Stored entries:
+ + + + +
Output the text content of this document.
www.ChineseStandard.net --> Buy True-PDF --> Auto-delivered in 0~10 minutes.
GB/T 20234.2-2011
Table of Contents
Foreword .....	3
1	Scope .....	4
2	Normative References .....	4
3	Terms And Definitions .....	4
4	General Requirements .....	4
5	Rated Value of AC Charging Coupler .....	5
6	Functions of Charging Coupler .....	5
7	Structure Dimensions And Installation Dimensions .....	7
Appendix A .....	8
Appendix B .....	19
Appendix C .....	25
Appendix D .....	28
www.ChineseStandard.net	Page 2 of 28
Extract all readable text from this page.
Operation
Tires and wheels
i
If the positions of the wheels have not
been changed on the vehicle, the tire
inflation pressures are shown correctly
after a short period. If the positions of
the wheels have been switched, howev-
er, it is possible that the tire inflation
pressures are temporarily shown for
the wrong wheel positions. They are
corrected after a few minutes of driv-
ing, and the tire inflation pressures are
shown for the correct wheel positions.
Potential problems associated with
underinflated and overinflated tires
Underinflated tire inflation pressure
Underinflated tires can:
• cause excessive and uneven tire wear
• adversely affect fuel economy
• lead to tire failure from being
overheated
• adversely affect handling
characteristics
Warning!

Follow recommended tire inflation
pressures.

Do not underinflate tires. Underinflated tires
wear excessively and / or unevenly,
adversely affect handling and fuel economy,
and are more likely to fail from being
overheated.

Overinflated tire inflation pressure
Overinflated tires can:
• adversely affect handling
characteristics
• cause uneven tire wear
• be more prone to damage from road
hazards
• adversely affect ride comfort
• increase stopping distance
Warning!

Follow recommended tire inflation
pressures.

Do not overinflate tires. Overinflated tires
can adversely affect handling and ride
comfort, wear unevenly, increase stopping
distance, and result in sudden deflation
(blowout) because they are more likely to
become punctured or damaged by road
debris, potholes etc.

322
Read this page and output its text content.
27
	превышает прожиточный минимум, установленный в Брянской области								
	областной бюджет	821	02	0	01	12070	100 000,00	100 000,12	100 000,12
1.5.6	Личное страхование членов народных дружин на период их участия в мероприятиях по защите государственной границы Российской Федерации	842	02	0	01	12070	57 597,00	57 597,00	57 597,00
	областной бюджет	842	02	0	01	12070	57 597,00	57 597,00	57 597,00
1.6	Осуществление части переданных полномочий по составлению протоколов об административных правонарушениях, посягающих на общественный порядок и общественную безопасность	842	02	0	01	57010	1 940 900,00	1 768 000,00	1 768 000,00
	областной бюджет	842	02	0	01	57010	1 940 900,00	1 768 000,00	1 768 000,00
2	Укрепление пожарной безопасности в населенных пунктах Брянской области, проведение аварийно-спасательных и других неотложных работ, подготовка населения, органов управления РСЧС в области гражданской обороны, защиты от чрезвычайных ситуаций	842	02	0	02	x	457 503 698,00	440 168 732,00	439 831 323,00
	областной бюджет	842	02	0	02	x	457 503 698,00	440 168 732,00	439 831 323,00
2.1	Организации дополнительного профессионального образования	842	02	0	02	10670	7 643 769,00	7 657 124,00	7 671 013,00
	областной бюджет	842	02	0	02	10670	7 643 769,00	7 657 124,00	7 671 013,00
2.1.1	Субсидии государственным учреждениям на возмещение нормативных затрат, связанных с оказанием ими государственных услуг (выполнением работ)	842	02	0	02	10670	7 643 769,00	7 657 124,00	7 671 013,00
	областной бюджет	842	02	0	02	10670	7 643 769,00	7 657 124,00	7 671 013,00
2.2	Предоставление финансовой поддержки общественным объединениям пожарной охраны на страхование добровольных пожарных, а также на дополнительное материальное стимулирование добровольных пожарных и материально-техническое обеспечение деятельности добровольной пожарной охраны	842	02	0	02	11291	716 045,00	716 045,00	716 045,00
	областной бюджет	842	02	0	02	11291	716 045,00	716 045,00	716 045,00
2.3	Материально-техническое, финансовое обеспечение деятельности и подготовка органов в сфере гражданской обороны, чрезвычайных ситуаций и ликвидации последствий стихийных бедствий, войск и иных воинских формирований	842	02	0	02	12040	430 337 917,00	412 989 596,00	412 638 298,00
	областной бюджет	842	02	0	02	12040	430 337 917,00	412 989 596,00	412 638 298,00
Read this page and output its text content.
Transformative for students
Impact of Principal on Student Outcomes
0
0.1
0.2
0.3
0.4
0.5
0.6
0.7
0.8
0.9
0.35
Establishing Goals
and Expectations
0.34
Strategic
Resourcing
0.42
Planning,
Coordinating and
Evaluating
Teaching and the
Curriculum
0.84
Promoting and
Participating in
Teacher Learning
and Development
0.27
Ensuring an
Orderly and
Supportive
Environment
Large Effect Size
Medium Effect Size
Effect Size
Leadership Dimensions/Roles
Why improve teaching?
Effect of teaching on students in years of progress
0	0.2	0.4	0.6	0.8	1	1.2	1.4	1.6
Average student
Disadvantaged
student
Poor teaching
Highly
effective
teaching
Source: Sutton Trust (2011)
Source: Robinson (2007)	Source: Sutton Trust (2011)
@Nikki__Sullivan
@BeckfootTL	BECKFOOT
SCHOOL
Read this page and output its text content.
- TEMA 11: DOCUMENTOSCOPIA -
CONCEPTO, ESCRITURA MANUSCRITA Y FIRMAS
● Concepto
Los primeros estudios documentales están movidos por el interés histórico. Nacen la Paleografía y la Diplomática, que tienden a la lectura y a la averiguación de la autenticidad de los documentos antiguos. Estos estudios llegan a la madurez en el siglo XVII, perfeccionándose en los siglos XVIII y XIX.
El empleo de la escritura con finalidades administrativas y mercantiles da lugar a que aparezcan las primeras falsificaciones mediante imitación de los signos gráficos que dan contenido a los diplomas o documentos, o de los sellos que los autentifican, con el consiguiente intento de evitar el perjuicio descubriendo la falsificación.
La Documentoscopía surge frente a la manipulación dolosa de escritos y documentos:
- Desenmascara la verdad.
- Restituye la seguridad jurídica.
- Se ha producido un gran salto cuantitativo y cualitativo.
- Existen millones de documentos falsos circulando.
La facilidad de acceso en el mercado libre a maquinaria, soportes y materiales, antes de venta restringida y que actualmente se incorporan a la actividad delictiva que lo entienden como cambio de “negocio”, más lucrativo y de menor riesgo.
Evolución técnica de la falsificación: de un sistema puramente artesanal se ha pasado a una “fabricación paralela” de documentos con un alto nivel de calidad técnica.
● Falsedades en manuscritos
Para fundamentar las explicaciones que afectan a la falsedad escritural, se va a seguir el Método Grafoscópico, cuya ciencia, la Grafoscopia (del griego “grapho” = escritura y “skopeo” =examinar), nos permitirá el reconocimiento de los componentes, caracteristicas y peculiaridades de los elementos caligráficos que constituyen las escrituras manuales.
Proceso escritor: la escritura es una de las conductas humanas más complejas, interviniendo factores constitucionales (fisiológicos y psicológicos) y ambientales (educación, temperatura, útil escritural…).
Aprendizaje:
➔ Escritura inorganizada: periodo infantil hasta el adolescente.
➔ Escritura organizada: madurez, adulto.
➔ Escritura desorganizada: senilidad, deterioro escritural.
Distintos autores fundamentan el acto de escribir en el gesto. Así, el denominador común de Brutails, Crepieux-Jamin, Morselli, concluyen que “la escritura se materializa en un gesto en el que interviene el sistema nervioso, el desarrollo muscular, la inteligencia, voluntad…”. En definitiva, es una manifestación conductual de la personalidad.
+ + + + +
» Instruction:
Repeat all the entries exactly as given.

» Expected output:
Output the text content of this document.
www.ChineseStandard.net --> Buy True-PDF --> Auto-delivered in 0~10 minutes.
GB/T 20234.2-2011
Table of Contents
Foreword .....	3
1	Scope .....	4
2	Normative References .....	4
3	Terms And Definitions .....	4
4	General Requirements .....	4
5	Rated Value of AC Charging Coupler .....	5
6	Functions of Charging Coupler .....	5
7	Structure Dimensions And Installation Dimensions .....	7
Appendix A .....	8
Appendix B .....	19
Appendix C .....	25
Appendix D .....	28
www.ChineseStandard.net	Page 2 of 28
Extract all readable text from this page.
Operation
Tires and wheels
i
If the positions of the wheels have not
been changed on the vehicle, the tire
inflation pressures are shown correctly
after a short period. If the positions of
the wheels have been switched, howev-
er, it is possible that the tire inflation
pressures are temporarily shown for
the wrong wheel positions. They are
corrected after a few minutes of driv-
ing, and the tire inflation pressures are
shown for the correct wheel positions.
Potential problems associated with
underinflated and overinflated tires
Underinflated tire inflation pressure
Underinflated tires can:
• cause excessive and uneven tire wear
• adversely affect fuel economy
• lead to tire failure from being
overheated
• adversely affect handling
characteristics
Warning!

Follow recommended tire inflation
pressures.

Do not underinflate tires. Underinflated tires
wear excessively and / or unevenly,
adversely affect handling and fuel economy,
and are more likely to fail from being
overheated.

Overinflated tire inflation pressure
Overinflated tires can:
• adversely affect handling
characteristics
• cause uneven tire wear
• be more prone to damage from road
hazards
• adversely affect ride comfort
• increase stopping distance
Warning!

Follow recommended tire inflation
pressures.

Do not overinflate tires. Overinflated tires
can adversely affect handling and ride
comfort, wear unevenly, increase stopping
distance, and result in sudden deflation
(blowout) because they are more likely to
become punctured or damaged by road
debris, potholes etc.

322
Read this page and output its text content.
27
	превышает прожиточный минимум, установленный в Брянской области								
	областной бюджет	821	02	0	01	12070	100 000,00	100 000,12	100 000,12
1.5.6	Личное страхование членов народных дружин на период их участия в мероприятиях по защите государственной границы Российской Федерации	842	02	0	01	12070	57 597,00	57 597,00	57 597,00
	областной бюджет	842	02	0	01	12070	57 597,00	57 597,00	57 597,00
1.6	Осуществление части переданных полномочий по составлению протоколов об административных правонарушениях, посягающих на общественный порядок и общественную безопасность	842	02	0	01	57010	1 940 900,00	1 768 000,00	1 768 000,00
	областной бюджет	842	02	0	01	57010	1 940 900,00	1 768 000,00	1 768 000,00
2	Укрепление пожарной безопасности в населенных пунктах Брянской области, проведение аварийно-спасательных и других неотложных работ, подготовка населения, органов управления РСЧС в области гражданской обороны, защиты от чрезвычайных ситуаций	842	02	0	02	x	457 503 698,00	440 168 732,00	439 831 323,00
	областной бюджет	842	02	0	02	x	457 503 698,00	440 168 732,00	439 831 323,00
2.1	Организации дополнительного профессионального образования	842	02	0	02	10670	7 643 769,00	7 657 124,00	7 671 013,00
	областной бюджет	842	02	0	02	10670	7 643 769,00	7 657 124,00	7 671 013,00
2.1.1	Субсидии государственным учреждениям на возмещение нормативных затрат, связанных с оказанием ими государственных услуг (выполнением работ)	842	02	0	02	10670	7 643 769,00	7 657 124,00	7 671 013,00
	областной бюджет	842	02	0	02	10670	7 643 769,00	7 657 124,00	7 671 013,00
2.2	Предоставление финансовой поддержки общественным объединениям пожарной охраны на страхование добровольных пожарных, а также на дополнительное материальное стимулирование добровольных пожарных и материально-техническое обеспечение деятельности добровольной пожарной охраны	842	02	0	02	11291	716 045,00	716 045,00	716 045,00
	областной бюджет	842	02	0	02	11291	716 045,00	716 045,00	716 045,00
2.3	Материально-техническое, финансовое обеспечение деятельности и подготовка органов в сфере гражданской обороны, чрезвычайных ситуаций и ликвидации последствий стихийных бедствий, войск и иных воинских формирований	842	02	0	02	12040	430 337 917,00	412 989 596,00	412 638 298,00
	областной бюджет	842	02	0	02	12040	430 337 917,00	412 989 596,00	412 638 298,00
Read this page and output its text content.
Transformative for students
Impact of Principal on Student Outcomes
0
0.1
0.2
0.3
0.4
0.5
0.6
0.7
0.8
0.9
0.35
Establishing Goals
and Expectations
0.34
Strategic
Resourcing
0.42
Planning,
Coordinating and
Evaluating
Teaching and the
Curriculum
0.84
Promoting and
Participating in
Teacher Learning
and Development
0.27
Ensuring an
Orderly and
Supportive
Environment
Large Effect Size
Medium Effect Size
Effect Size
Leadership Dimensions/Roles
Why improve teaching?
Effect of teaching on students in years of progress
0	0.2	0.4	0.6	0.8	1	1.2	1.4	1.6
Average student
Disadvantaged
student
Poor teaching
Highly
effective
teaching
Source: Sutton Trust (2011)
Source: Robinson (2007)	Source: Sutton Trust (2011)
@Nikki__Sullivan
@BeckfootTL	BECKFOOT
SCHOOL
Read this page and output its text content.
- TEMA 11: DOCUMENTOSCOPIA -
CONCEPTO, ESCRITURA MANUSCRITA Y FIRMAS
● Concepto
Los primeros estudios documentales están movidos por el interés histórico. Nacen la Paleografía y la Diplomática, que tienden a la lectura y a la averiguación de la autenticidad de los documentos antiguos. Estos estudios llegan a la madurez en el siglo XVII, perfeccionándose en los siglos XVIII y XIX.
El empleo de la escritura con finalidades administrativas y mercantiles da lugar a que aparezcan las primeras falsificaciones mediante imitación de los signos gráficos que dan contenido a los diplomas o documentos, o de los sellos que los autentifican, con el consiguiente intento de evitar el perjuicio descubriendo la falsificación.
La Documentoscopía surge frente a la manipulación dolosa de escritos y documentos:
- Desenmascara la verdad.
- Restituye la seguridad jurídica.
- Se ha producido un gran salto cuantitativo y cualitativo.
- Existen millones de documentos falsos circulando.
La facilidad de acceso en el mercado libre a maquinaria, soportes y materiales, antes de venta restringida y que actualmente se incorporan a la actividad delictiva que lo entienden como cambio de “negocio”, más lucrativo y de menor riesgo.
Evolución técnica de la falsificación: de un sistema puramente artesanal se ha pasado a una “fabricación paralela” de documentos con un alto nivel de calidad técnica.
● Falsedades en manuscritos
Para fundamentar las explicaciones que afectan a la falsedad escritural, se va a seguir el Método Grafoscópico, cuya ciencia, la Grafoscopia (del griego “grapho” = escritura y “skopeo” =examinar), nos permitirá el reconocimiento de los componentes, caracteristicas y peculiaridades de los elementos caligráficos que constituyen las escrituras manuales.
Proceso escritor: la escritura es una de las conductas humanas más complejas, interviniendo factores constitucionales (fisiológicos y psicológicos) y ambientales (educación, temperatura, útil escritural…).
Aprendizaje:
➔ Escritura inorganizada: periodo infantil hasta el adolescente.
➔ Escritura organizada: madurez, adulto.
➔ Escritura desorganizada: senilidad, deterioro escritural.
Distintos autores fundamentan el acto de escribir en el gesto. Así, el denominador común de Brutails, Crepieux-Jamin, Morselli, concluyen que “la escritura se materializa en un gesto en el que interviene el sistema nervioso, el desarrollo muscular, la inteligencia, voluntad…”. En definitiva, es una manifestación conductual de la personalidad.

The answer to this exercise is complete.